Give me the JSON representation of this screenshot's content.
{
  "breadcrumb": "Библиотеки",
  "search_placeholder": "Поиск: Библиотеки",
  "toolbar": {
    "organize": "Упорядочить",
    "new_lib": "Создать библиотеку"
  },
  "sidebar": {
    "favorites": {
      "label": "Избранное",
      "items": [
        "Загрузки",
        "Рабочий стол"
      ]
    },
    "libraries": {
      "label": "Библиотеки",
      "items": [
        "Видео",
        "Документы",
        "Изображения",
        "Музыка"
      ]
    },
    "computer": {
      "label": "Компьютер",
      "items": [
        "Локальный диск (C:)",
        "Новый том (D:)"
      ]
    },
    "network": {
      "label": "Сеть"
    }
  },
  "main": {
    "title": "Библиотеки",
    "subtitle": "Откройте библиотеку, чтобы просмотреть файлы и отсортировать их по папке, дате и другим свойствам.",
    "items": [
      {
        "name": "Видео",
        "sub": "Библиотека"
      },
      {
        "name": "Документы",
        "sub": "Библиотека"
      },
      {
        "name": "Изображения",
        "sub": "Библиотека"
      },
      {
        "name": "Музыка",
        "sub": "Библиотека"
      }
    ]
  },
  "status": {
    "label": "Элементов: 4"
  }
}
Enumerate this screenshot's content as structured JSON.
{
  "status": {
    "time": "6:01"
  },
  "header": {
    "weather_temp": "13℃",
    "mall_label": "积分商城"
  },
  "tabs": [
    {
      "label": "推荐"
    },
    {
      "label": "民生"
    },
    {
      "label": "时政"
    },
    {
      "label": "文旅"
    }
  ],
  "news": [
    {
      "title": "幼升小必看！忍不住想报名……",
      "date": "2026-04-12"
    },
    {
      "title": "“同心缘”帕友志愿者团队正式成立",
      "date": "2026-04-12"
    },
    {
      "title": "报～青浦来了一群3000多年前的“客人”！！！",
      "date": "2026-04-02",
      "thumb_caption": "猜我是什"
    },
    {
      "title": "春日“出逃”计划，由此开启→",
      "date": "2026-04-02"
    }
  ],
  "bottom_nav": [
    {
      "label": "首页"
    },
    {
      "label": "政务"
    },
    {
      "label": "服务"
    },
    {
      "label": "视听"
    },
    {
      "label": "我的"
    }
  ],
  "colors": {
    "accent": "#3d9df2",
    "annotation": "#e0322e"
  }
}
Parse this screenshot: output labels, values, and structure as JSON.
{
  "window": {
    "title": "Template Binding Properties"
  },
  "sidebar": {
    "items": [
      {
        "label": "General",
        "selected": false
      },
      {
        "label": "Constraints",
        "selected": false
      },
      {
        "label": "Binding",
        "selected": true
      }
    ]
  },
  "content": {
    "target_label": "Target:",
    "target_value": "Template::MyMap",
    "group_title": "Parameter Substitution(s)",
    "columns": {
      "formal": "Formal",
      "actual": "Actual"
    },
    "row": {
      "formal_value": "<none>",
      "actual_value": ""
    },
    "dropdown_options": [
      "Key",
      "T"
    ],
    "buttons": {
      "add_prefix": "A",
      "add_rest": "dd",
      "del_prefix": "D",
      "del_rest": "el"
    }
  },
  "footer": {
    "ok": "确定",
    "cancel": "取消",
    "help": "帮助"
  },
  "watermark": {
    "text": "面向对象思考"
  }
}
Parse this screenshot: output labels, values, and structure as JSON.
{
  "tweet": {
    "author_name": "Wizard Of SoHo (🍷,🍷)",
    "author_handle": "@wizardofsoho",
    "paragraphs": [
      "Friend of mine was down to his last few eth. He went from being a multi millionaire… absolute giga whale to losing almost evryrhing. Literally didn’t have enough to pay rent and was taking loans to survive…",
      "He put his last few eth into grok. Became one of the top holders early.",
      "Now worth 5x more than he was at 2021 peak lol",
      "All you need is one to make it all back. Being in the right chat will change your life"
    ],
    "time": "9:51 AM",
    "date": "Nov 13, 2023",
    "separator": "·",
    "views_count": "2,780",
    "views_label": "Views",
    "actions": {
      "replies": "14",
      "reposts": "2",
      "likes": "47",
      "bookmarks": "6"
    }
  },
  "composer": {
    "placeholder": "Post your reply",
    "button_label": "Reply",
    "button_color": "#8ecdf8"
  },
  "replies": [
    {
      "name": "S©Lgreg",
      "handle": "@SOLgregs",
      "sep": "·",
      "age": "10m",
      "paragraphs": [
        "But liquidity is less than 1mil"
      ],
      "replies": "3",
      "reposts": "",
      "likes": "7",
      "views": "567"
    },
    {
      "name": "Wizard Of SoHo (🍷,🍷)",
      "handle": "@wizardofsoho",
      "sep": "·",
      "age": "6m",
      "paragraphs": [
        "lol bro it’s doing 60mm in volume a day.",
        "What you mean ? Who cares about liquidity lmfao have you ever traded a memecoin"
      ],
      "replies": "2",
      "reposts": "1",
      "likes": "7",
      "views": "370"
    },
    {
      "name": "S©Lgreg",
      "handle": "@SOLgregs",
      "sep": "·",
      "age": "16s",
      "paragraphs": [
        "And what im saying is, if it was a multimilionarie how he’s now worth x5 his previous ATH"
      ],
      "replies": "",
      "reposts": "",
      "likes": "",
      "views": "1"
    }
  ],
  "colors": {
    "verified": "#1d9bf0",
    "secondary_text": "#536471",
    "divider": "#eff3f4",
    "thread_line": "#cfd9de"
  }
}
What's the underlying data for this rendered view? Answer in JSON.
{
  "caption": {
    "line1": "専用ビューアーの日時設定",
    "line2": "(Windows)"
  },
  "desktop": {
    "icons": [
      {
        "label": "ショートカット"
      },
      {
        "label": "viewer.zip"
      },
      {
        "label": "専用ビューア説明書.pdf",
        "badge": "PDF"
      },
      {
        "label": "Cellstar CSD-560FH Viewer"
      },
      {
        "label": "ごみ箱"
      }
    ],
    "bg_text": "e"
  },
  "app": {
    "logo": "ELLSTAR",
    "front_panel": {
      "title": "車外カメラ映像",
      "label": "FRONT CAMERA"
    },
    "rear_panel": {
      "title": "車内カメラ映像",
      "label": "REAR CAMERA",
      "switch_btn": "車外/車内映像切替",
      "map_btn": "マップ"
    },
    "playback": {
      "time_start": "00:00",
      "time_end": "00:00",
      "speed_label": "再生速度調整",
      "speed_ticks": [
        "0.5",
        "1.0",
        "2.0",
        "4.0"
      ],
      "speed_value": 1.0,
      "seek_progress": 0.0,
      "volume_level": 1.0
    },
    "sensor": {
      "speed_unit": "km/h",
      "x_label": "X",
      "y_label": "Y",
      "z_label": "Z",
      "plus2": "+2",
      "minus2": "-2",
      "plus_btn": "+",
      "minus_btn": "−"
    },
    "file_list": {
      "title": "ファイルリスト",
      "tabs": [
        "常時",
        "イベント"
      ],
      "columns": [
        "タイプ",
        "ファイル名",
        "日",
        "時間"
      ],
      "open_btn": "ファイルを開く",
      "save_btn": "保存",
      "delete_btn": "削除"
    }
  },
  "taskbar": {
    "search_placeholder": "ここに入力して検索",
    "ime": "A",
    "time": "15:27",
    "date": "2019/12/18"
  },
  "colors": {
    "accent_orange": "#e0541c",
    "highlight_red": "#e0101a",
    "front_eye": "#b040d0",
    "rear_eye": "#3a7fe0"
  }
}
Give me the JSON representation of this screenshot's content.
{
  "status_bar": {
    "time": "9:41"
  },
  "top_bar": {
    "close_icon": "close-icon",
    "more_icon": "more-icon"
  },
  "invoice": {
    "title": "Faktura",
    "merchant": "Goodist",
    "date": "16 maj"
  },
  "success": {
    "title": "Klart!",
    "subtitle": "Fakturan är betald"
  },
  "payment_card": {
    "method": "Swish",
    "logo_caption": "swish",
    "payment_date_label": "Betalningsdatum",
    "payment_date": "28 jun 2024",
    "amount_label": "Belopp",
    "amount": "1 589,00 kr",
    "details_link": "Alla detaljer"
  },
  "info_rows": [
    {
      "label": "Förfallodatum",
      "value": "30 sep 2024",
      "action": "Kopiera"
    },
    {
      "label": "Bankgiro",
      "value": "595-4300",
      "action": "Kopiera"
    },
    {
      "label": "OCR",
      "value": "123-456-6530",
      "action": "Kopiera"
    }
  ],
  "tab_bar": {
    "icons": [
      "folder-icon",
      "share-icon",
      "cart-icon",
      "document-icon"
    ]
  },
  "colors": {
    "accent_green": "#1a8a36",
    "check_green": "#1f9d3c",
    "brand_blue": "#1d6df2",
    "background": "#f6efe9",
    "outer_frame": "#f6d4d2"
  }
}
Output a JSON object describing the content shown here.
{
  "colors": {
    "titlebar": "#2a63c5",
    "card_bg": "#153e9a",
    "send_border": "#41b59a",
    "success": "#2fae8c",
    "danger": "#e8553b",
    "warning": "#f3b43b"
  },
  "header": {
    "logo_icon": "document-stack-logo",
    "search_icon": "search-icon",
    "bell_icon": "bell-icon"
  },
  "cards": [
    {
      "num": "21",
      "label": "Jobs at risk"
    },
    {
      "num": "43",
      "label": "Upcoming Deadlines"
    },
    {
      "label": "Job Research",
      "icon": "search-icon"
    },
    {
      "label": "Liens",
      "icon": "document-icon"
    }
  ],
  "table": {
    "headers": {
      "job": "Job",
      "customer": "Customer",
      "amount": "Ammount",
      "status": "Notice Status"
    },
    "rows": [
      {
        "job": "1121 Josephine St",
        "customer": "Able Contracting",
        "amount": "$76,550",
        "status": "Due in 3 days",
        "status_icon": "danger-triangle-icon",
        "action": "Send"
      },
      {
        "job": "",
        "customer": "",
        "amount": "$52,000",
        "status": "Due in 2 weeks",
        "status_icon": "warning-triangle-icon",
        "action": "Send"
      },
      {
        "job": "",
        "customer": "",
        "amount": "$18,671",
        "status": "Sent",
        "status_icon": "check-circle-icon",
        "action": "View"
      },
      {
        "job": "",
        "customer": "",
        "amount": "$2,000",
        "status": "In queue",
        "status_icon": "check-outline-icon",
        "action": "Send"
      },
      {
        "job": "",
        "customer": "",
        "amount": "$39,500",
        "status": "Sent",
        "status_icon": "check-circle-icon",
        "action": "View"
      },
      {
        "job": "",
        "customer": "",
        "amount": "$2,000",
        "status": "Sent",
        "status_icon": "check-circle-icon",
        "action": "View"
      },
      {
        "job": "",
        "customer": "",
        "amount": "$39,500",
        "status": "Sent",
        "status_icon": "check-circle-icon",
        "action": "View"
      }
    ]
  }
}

----

• [GIVEN PROBLEM]:
Within the entries above, work out how many lines contain the word "document". The number alone is the answer.

• [RESULT]:
3